▶ [Work to do]
Below is some material; transcribe all of it exactly.

▶ [Data extract]
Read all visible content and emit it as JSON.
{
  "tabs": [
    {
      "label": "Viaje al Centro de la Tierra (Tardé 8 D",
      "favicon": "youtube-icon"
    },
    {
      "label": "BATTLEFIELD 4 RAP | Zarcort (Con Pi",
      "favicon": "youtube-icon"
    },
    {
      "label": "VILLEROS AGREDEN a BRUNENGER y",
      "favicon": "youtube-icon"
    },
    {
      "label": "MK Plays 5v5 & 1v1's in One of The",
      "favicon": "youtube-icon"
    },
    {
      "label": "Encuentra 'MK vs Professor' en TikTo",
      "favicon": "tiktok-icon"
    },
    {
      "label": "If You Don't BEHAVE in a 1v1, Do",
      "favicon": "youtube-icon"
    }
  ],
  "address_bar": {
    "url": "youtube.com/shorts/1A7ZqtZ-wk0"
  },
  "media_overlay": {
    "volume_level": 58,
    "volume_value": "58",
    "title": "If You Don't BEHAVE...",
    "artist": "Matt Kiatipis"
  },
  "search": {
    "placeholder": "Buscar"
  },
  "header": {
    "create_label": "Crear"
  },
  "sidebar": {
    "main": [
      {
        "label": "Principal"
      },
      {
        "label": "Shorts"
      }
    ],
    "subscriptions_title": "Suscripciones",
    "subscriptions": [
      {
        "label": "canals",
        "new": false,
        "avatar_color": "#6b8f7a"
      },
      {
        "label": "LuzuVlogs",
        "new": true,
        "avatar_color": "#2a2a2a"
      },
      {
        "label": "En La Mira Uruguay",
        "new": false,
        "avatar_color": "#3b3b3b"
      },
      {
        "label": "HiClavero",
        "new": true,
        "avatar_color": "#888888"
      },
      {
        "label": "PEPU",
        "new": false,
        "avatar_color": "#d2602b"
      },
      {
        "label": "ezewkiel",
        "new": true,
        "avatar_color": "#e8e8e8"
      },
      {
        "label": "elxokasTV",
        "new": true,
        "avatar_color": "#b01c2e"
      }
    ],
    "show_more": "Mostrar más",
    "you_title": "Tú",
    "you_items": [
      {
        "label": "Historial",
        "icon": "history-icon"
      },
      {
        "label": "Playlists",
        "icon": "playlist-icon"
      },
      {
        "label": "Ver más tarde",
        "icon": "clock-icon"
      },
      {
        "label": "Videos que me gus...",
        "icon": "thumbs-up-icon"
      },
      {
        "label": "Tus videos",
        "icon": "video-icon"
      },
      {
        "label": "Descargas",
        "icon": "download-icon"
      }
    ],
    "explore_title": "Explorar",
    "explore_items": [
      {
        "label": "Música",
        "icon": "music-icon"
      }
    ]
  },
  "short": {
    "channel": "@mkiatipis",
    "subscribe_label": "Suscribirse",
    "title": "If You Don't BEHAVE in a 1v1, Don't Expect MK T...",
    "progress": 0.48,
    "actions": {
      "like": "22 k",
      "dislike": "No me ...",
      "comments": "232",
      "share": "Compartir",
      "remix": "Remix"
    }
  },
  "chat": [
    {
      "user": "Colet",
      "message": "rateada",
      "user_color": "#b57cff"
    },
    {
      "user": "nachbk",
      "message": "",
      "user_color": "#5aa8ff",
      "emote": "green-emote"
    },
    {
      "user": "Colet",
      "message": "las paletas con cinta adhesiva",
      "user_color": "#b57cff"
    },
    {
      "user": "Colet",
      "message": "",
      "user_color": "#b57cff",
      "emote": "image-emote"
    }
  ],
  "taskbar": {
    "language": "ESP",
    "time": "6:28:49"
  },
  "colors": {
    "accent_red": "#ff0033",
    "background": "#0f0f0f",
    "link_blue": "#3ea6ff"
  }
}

▶ [Response to the task]
Read all visible content and emit it as JSON.
{
  "tabs": [
    {
      "label": "Viaje al Centro de la Tierra (Tardé 8 D",
      "favicon": "youtube-icon"
    },
    {
      "label": "BATTLEFIELD 4 RAP | Zarcort (Con Pi",
      "favicon": "youtube-icon"
    },
    {
      "label": "VILLEROS AGREDEN a BRUNENGER y",
      "favicon": "youtube-icon"
    },
    {
      "label": "MK Plays 5v5 & 1v1's in One of The",
      "favicon": "youtube-icon"
    },
    {
      "label": "Encuentra 'MK vs Professor' en TikTo",
      "favicon": "tiktok-icon"
    },
    {
      "label": "If You Don't BEHAVE in a 1v1, Do",
      "favicon": "youtube-icon"
    }
  ],
  "address_bar": {
    "url": "youtube.com/shorts/1A7ZqtZ-wk0"
  },
  "media_overlay": {
    "volume_level": 58,
    "volume_value": "58",
    "title": "If You Don't BEHAVE...",
    "artist": "Matt Kiatipis"
  },
  "search": {
    "placeholder": "Buscar"
  },
  "header": {
    "create_label": "Crear"
  },
  "sidebar": {
    "main": [
      {
        "label": "Principal"
      },
      {
        "label": "Shorts"
      }
    ],
    "subscriptions_title": "Suscripciones",
    "subscriptions": [
      {
        "label": "canals",
        "new": false,
        "avatar_color": "#6b8f7a"
      },
      {
        "label": "LuzuVlogs",
        "new": true,
        "avatar_color": "#2a2a2a"
      },
      {
        "label": "En La Mira Uruguay",
        "new": false,
        "avatar_color": "#3b3b3b"
      },
      {
        "label": "HiClavero",
        "new": true,
        "avatar_color": "#888888"
      },
      {
        "label": "PEPU",
        "new": false,
        "avatar_color": "#d2602b"
      },
      {
        "label": "ezewkiel",
        "new": true,
        "avatar_color": "#e8e8e8"
      },
      {
        "label": "elxokasTV",
        "new": true,
        "avatar_color": "#b01c2e"
      }
    ],
    "show_more": "Mostrar más",
    "you_title": "Tú",
    "you_items": [
      {
        "label": "Historial",
        "icon": "history-icon"
      },
      {
        "label": "Playlists",
        "icon": "playlist-icon"
      },
      {
        "label": "Ver más tarde",
        "icon": "clock-icon"
      },
      {
        "label": "Videos que me gus...",
        "icon": "thumbs-up-icon"
      },
      {
        "label": "Tus videos",
        "icon": "video-icon"
      },
      {
        "label": "Descargas",
        "icon": "download-icon"
      }
    ],
    "explore_title": "Explorar",
    "explore_items": [
      {
        "label": "Música",
        "icon": "music-icon"
      }
    ]
  },
  "short": {
    "channel": "@mkiatipis",
    "subscribe_label": "Suscribirse",
    "title": "If You Don't BEHAVE in a 1v1, Don't Expect MK T...",
    "progress": 0.48,
    "actions": {
      "like": "22 k",
      "dislike": "No me ...",
      "comments": "232",
      "share": "Compartir",
      "remix": "Remix"
    }
  },
  "chat": [
    {
      "user": "Colet",
      "message": "rateada",
      "user_color": "#b57cff"
    },
    {
      "user": "nachbk",
      "message": "",
      "user_color": "#5aa8ff",
      "emote": "green-emote"
    },
    {
      "user": "Colet",
      "message": "las paletas con cinta adhesiva",
      "user_color": "#b57cff"
    },
    {
      "user": "Colet",
      "message": "",
      "user_color": "#b57cff",
      "emote": "image-emote"
    }
  ],
  "taskbar": {
    "language": "ESP",
    "time": "6:28:49"
  },
  "colors": {
    "accent_red": "#ff0033",
    "background": "#0f0f0f",
    "link_blue": "#3ea6ff"
  }
}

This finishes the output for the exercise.